§ Records shown:
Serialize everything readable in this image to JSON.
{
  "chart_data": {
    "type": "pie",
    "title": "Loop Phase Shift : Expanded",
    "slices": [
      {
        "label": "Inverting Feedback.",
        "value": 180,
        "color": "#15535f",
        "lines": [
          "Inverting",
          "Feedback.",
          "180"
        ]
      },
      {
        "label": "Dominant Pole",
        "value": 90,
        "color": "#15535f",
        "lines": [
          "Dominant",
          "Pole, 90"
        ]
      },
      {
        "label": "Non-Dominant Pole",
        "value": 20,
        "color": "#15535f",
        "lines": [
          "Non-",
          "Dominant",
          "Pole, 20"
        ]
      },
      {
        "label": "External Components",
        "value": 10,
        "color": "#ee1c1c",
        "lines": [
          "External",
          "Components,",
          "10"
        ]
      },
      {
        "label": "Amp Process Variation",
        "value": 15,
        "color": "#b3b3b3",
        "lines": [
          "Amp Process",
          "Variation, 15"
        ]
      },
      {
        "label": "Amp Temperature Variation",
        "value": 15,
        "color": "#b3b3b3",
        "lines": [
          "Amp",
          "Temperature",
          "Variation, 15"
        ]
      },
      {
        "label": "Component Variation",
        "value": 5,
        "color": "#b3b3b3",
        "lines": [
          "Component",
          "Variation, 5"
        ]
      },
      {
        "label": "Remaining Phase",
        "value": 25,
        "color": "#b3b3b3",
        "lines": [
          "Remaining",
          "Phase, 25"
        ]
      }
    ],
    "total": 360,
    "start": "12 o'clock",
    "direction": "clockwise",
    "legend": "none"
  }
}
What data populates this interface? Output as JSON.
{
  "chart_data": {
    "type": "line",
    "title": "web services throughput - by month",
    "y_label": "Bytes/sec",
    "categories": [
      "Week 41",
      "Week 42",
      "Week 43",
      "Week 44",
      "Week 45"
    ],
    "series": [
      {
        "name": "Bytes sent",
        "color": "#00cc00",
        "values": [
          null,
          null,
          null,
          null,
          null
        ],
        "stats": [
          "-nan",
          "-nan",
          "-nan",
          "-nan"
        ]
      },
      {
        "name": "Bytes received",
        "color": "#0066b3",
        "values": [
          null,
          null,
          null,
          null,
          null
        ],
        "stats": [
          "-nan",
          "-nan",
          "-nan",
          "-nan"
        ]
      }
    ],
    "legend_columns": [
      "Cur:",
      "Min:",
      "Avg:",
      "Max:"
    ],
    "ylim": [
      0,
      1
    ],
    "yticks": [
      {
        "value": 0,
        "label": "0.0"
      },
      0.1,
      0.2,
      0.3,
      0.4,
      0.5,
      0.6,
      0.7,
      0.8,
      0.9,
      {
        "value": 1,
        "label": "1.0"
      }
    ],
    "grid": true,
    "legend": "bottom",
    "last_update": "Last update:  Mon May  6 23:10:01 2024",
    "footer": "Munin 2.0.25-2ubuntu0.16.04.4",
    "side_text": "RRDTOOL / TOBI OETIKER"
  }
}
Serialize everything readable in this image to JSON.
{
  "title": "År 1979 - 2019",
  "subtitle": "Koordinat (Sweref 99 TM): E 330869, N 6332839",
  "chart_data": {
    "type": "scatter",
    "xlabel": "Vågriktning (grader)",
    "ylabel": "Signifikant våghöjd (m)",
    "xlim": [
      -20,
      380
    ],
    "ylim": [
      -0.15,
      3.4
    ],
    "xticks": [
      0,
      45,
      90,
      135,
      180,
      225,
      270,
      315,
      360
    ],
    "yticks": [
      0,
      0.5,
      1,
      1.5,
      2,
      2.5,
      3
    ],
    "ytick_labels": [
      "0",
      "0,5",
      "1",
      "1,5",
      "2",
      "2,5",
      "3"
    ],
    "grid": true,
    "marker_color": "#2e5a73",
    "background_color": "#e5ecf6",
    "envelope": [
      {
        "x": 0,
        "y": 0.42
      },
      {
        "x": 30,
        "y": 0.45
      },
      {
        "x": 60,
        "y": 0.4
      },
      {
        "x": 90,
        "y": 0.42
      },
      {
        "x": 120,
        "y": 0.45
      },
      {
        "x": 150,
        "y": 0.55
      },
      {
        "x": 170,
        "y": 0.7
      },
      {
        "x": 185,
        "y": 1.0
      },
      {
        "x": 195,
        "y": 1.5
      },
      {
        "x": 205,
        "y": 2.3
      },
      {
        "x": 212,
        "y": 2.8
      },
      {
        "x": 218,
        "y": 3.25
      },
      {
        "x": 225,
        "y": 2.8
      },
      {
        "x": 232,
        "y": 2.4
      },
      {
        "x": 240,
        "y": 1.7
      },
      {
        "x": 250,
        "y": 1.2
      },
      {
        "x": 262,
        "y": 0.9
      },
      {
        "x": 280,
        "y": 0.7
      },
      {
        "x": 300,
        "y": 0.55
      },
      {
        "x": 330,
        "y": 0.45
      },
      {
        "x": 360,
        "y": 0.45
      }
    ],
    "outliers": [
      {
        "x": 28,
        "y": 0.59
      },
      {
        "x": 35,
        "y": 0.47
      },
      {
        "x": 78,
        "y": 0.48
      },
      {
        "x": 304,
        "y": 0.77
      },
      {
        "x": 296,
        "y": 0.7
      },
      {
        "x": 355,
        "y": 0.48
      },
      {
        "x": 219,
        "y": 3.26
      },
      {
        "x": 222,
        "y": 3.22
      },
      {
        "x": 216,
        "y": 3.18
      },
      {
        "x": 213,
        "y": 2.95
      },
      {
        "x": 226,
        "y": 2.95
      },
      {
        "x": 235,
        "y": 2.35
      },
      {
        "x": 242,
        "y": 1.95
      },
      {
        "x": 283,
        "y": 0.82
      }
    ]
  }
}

==

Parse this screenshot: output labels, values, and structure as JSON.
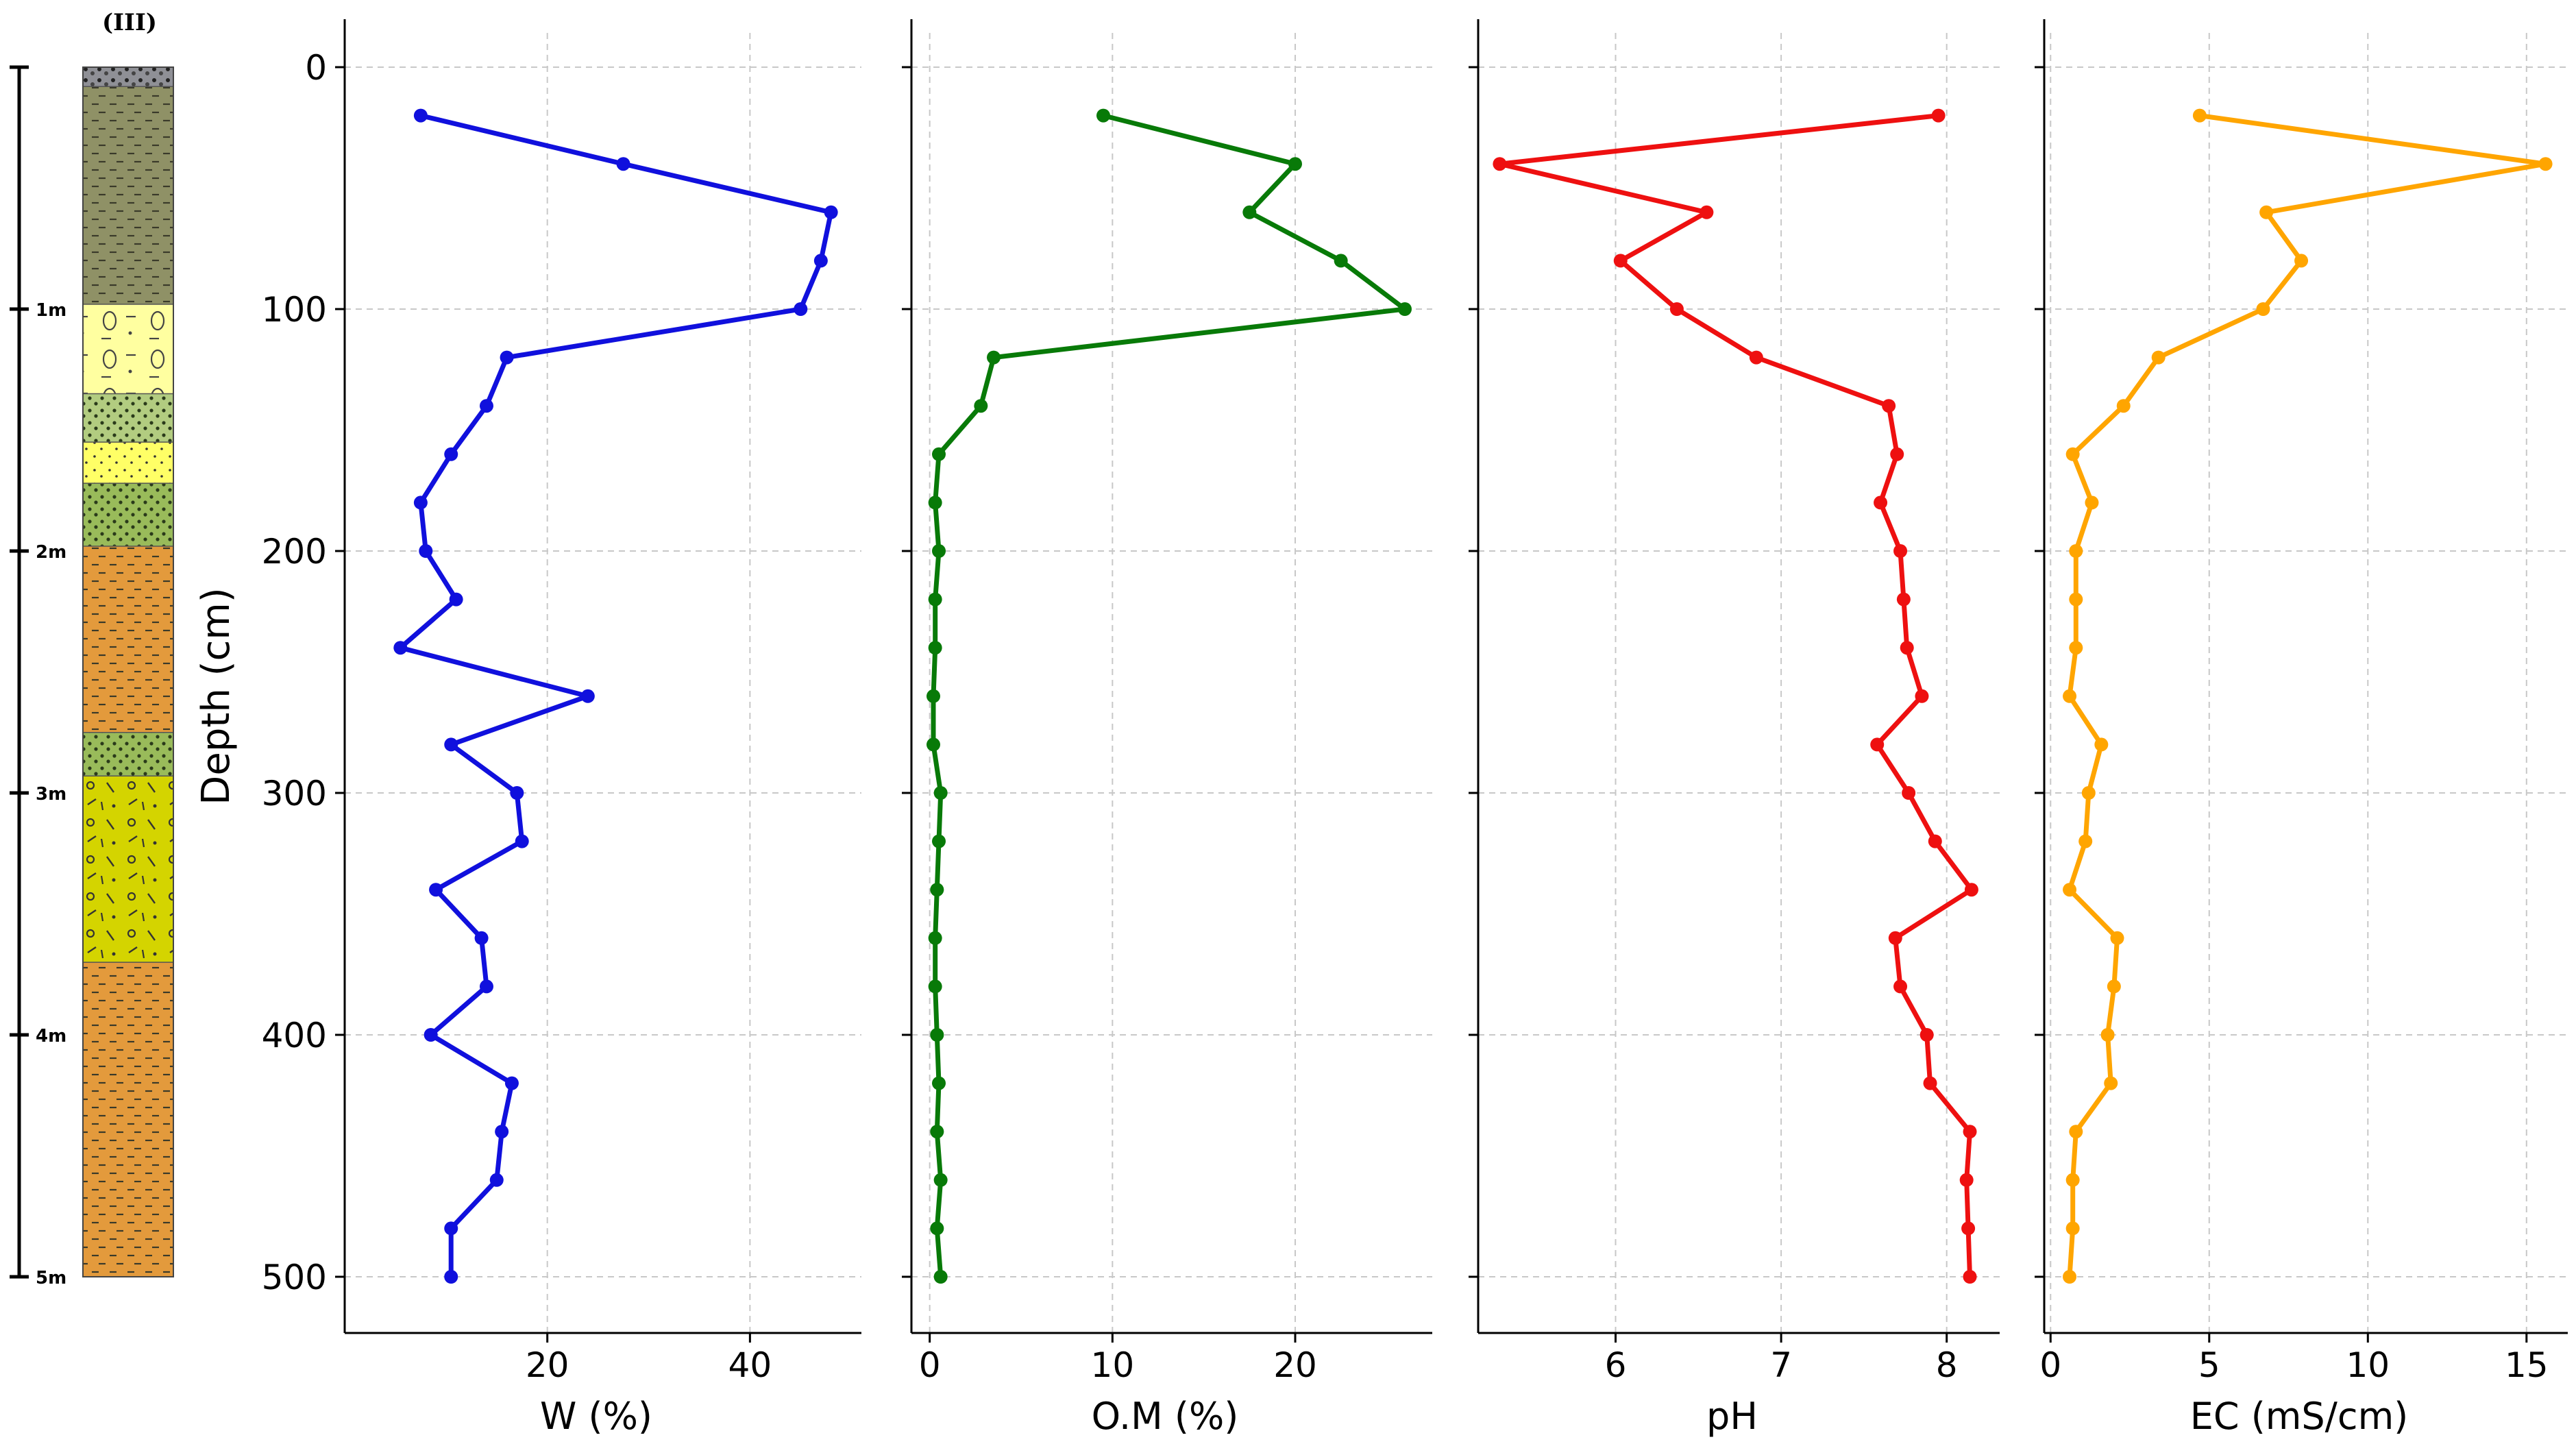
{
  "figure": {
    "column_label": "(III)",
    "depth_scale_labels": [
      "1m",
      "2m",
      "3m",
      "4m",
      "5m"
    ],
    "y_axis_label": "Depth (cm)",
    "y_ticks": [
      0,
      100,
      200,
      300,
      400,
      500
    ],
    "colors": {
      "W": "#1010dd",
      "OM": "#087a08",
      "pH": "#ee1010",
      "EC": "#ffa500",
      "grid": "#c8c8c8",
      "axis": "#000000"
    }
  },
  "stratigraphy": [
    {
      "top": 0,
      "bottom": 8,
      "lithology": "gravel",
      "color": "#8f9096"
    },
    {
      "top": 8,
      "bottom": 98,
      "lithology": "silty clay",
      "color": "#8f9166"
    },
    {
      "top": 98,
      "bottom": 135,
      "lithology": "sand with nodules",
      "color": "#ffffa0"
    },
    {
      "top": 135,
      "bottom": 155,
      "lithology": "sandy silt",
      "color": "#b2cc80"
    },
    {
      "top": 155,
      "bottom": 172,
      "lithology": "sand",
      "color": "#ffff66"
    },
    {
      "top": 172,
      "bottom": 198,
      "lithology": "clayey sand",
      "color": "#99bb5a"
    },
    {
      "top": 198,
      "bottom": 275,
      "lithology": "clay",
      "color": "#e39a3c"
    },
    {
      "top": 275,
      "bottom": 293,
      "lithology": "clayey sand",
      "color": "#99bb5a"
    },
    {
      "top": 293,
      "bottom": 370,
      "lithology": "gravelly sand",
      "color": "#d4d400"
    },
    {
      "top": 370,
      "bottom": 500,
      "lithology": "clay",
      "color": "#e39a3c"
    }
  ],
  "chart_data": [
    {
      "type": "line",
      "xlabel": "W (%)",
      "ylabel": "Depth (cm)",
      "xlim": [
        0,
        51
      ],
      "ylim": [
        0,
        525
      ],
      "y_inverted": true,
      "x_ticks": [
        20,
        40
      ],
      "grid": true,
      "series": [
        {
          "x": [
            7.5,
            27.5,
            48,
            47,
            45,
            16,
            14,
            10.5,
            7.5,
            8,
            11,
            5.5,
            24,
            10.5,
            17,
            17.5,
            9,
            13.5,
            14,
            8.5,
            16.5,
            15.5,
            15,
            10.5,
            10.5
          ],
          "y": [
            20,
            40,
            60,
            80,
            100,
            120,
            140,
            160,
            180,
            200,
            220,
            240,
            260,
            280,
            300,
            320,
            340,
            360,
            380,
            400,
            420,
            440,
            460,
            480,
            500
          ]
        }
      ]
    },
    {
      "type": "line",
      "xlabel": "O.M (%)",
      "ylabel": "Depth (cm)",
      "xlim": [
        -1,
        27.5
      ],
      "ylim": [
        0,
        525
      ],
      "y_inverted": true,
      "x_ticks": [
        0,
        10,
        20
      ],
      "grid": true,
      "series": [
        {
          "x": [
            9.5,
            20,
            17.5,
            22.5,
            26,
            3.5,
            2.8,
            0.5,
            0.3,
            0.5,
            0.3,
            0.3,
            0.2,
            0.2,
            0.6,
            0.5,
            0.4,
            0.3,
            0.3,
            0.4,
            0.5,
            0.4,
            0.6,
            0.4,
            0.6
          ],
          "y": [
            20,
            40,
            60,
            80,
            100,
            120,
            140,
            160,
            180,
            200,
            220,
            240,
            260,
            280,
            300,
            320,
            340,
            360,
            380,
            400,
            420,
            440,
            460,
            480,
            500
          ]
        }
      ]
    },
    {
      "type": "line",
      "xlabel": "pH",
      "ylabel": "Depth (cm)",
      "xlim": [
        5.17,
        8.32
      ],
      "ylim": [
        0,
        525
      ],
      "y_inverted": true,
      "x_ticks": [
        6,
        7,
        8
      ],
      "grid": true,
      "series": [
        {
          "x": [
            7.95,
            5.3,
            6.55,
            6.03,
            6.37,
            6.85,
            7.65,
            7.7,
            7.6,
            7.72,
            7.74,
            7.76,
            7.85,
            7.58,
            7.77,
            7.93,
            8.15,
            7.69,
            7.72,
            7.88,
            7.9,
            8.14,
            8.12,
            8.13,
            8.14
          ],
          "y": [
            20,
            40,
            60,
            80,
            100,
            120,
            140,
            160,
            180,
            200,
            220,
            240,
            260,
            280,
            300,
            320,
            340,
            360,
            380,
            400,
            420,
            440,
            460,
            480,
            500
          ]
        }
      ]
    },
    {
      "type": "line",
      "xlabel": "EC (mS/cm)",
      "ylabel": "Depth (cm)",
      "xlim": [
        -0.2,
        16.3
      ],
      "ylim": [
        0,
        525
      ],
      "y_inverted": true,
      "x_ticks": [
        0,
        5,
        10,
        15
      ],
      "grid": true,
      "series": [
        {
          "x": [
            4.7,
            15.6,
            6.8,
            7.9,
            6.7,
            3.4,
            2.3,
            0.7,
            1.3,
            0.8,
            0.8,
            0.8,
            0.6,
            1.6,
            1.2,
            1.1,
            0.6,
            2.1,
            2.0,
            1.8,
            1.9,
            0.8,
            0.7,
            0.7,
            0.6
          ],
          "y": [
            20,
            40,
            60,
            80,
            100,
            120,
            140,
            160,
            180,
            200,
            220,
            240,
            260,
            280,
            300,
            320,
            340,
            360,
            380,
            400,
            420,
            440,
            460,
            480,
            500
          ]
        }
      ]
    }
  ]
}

§ Requirements: Copy down every line of the material above that includes the string "Dominant".

§ Finished task:
        "label": "Dominant Pole",
          "Dominant",
        "label": "Non-Dominant Pole",
          "Dominant",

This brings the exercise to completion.